- **EXERCISE TASK**:
Determine which lines of the records include the word "llama", and copy them.

- **ITEMS**:
———

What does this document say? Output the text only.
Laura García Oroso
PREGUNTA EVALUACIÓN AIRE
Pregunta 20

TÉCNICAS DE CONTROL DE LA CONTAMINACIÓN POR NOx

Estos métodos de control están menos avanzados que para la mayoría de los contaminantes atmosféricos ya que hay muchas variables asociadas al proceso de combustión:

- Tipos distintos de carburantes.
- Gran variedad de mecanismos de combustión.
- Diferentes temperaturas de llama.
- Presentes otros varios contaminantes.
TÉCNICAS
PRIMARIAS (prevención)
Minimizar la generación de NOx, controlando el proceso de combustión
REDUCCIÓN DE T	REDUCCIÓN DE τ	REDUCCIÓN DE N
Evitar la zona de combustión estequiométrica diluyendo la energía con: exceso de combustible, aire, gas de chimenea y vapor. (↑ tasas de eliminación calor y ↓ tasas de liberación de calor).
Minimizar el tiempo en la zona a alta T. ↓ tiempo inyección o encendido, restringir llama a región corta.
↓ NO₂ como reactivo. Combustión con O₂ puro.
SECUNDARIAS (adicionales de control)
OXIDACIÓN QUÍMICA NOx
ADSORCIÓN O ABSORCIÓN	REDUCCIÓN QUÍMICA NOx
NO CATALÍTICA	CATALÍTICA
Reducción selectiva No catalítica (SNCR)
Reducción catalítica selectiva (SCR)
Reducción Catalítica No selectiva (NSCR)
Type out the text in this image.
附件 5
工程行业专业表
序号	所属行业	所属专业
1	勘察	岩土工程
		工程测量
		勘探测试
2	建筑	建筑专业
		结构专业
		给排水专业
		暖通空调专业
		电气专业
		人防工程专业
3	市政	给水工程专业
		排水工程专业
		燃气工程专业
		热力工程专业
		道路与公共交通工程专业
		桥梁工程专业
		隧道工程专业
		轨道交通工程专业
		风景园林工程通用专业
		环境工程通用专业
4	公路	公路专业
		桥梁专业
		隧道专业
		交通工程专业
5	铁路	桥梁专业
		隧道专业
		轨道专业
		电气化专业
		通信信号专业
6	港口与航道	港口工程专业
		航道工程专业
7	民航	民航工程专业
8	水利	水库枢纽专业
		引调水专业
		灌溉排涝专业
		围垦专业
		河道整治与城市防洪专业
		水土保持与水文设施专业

———

- **FINISHED TASK**:
- Diferentes temperaturas de llama.
Minimizar el tiempo en la zona a alta T. ↓ tiempo inyección o encendido, restringir llama a región corta.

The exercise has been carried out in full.